PROMPT: Below are the lines to check; count those holding the string "more" and give only the number.

....................

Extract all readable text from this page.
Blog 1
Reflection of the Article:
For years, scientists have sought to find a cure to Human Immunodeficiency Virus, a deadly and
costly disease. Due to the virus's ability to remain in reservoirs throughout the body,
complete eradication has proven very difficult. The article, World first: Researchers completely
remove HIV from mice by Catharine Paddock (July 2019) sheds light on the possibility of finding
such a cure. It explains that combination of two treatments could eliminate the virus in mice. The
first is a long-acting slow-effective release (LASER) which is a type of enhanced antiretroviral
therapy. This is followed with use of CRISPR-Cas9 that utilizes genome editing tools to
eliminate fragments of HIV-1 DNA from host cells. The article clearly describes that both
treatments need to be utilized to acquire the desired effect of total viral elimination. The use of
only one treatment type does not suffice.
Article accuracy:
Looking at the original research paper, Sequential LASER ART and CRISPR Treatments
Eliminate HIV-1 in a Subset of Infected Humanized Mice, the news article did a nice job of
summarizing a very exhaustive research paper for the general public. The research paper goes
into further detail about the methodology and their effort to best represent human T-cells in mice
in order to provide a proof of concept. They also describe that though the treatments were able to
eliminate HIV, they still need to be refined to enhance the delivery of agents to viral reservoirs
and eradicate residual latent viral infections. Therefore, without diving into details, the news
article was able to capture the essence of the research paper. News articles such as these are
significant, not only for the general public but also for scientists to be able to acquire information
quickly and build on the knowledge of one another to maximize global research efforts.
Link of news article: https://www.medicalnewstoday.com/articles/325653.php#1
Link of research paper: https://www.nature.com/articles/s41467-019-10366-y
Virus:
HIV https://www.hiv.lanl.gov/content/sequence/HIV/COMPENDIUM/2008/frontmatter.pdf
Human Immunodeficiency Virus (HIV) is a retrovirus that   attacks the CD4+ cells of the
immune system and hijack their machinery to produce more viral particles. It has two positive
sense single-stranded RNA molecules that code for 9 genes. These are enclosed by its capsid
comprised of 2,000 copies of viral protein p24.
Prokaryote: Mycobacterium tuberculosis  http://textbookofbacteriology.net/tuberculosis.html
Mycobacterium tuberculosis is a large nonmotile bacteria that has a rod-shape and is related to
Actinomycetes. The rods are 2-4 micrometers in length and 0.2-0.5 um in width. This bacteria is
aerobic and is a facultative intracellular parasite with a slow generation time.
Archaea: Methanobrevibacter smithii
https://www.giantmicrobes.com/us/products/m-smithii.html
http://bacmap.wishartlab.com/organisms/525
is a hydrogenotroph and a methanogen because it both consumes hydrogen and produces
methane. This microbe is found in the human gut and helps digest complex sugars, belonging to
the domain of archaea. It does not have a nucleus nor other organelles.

....................

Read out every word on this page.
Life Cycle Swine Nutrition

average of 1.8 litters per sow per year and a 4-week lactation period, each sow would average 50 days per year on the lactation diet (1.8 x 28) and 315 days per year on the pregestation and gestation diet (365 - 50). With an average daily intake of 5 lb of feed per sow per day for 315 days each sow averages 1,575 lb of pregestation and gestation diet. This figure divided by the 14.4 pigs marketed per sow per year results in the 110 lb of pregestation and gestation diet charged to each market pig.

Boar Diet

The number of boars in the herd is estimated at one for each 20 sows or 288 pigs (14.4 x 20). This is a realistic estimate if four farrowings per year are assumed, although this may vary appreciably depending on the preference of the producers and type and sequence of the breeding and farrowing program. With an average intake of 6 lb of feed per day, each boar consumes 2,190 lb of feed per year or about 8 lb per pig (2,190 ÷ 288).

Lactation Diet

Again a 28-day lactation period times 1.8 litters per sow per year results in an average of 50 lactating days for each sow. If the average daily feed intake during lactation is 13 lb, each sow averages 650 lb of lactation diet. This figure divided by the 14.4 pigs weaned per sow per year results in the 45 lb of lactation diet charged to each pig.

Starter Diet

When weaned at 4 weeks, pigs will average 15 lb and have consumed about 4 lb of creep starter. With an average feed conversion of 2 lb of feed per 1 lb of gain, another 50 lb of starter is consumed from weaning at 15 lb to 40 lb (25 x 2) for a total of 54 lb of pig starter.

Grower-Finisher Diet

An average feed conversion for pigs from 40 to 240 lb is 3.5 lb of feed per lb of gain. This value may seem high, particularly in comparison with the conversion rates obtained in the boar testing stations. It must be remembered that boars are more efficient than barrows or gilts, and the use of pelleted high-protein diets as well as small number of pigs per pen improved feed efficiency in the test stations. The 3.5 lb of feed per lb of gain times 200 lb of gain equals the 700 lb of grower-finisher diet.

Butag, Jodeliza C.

....................

ANSWER TO THIS PROBLEM: 2